STATED EXERCISE: Sift the material for lines containing "liefert", and return them.

═════ THE INPUT ═════

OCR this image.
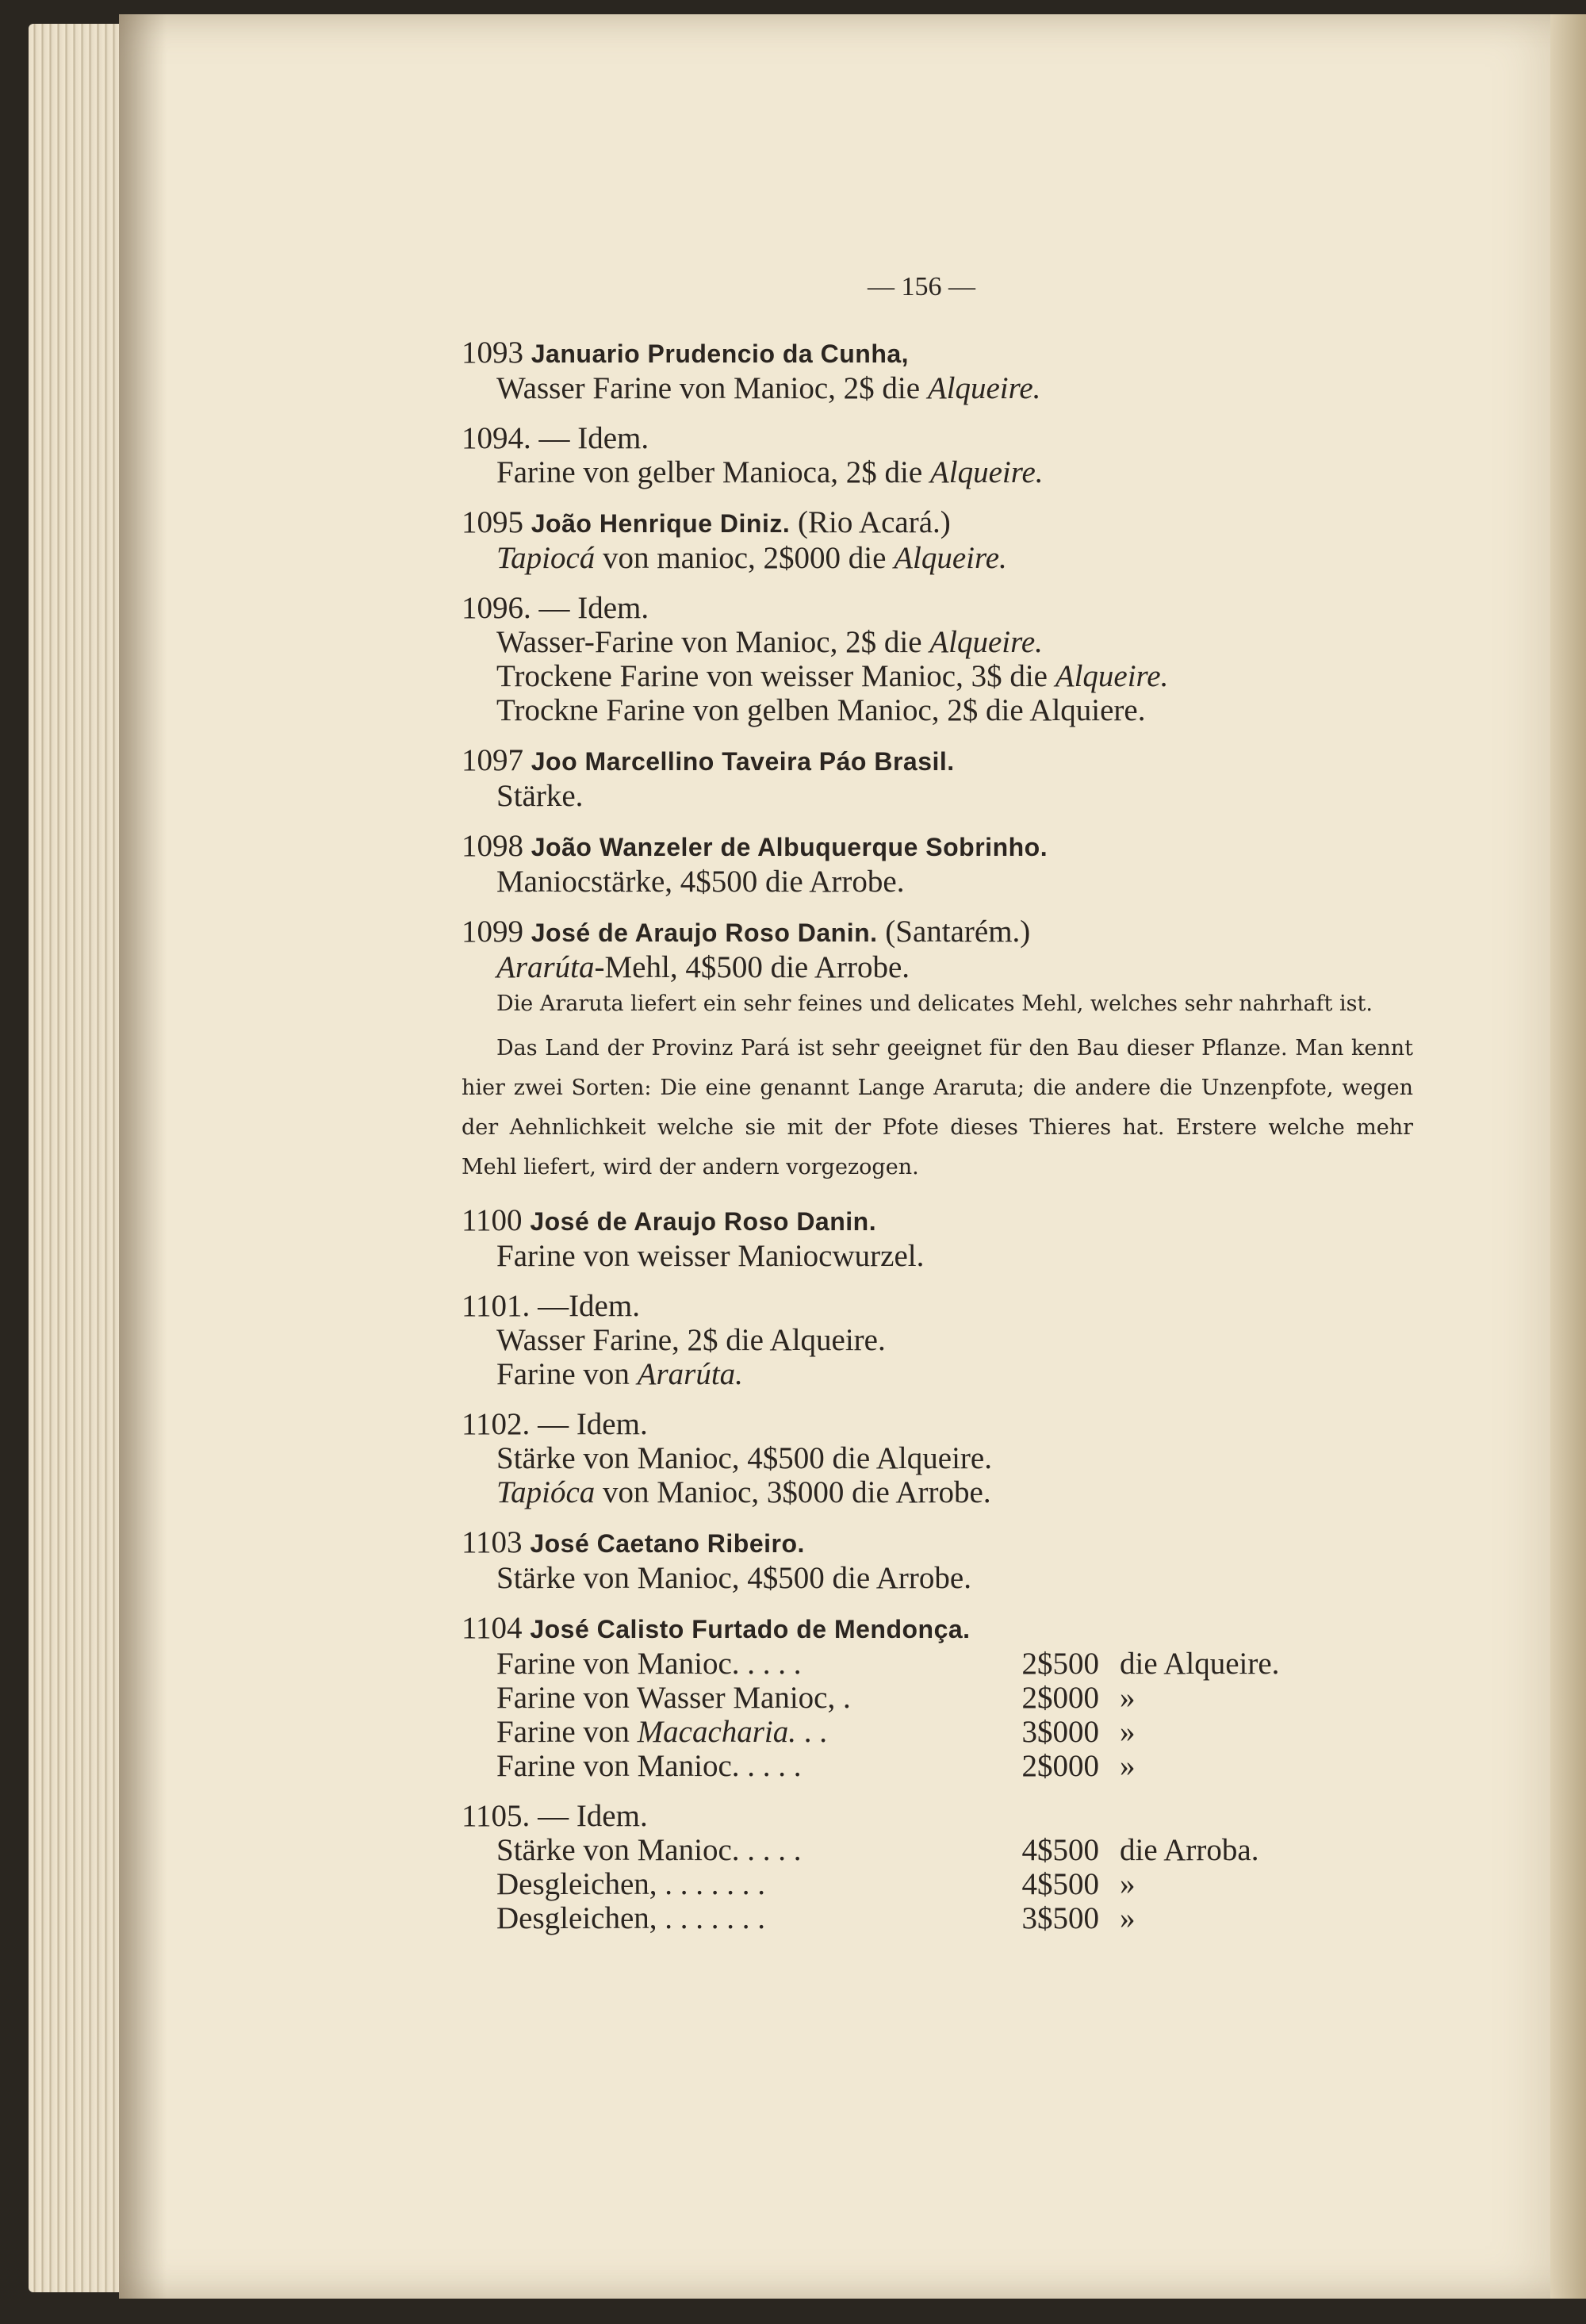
— 156 —
1093 Januario Prudencio da Cunha,
Wasser Farine von Manioc, 2$ die Alqueire.
1094. — Idem.
Farine von gelber Manioca, 2$ die Alqueire.
1095 João Henrique Diniz. (Rio Acará.)
Tapiocá von manioc, 2$000 die Alqueire.
1096. — Idem.
Wasser-Farine von Manioc, 2$ die Alqueire.
Trockene Farine von weisser Manioc, 3$ die Alqueire.
Trockne Farine von gelben Manioc, 2$ die Alquiere.
1097 Joo Marcellino Taveira Páo Brasil.
Stärke.
1098 João Wanzeler de Albuquerque Sobrinho.
Maniocstärke, 4$500 die Arrobe.
1099 José de Araujo Roso Danin. (Santarém.)
Ararúta-Mehl, 4$500 die Arrobe.
Die Araruta liefert ein sehr feines und delicates Mehl, welches sehr nahrhaft ist.
Das Land der Provinz Pará ist sehr geeignet für den Bau dieser Pflanze. Man kennt hier zwei Sorten: Die eine genannt Lange Araruta; die andere die Unzenpfote, wegen der Aehnlichkeit welche sie mit der Pfote dieses Thieres hat. Erstere welche mehr Mehl liefert, wird der andern vorgezogen.
1100 José de Araujo Roso Danin.
Farine von weisser Maniocwurzel.
1101. —Idem.
Wasser Farine, 2$ die Alqueire.
Farine von Ararúta.
1102. — Idem.
Stärke von Manioc, 4$500 die Alqueire.
Tapióca von Manioc, 3$000 die Arrobe.
1103 José Caetano Ribeiro.
Stärke von Manioc, 4$500 die Arrobe.
1104 José Calisto Furtado de Mendonça.
Farine von Manioc. . . . .	2$500 die Alqueire.
Farine von Wasser Manioc, .	2$000 »
Farine von Macacharia. . .	3$000 »
Farine von Manioc. . . . .	2$000 »
1105. — Idem.
Stärke von Manioc. . . . .	4$500 die Arroba.
Desgleichen, . . . . . . .	4$500 »
Desgleichen, . . . . . . .	3$500 »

═════

RESULT FOR THIS EXERCISE:
Die Araruta liefert ein sehr feines und delicates Mehl, welches sehr nahrhaft ist.
Das Land der Provinz Pará ist sehr geeignet für den Bau dieser Pflanze. Man kennt hier zwei Sorten: Die eine genannt Lange Araruta; die andere die Unzenpfote, wegen der Aehnlichkeit welche sie mit der Pfote dieses Thieres hat. Erstere welche mehr Mehl liefert, wird der andern vorgezogen.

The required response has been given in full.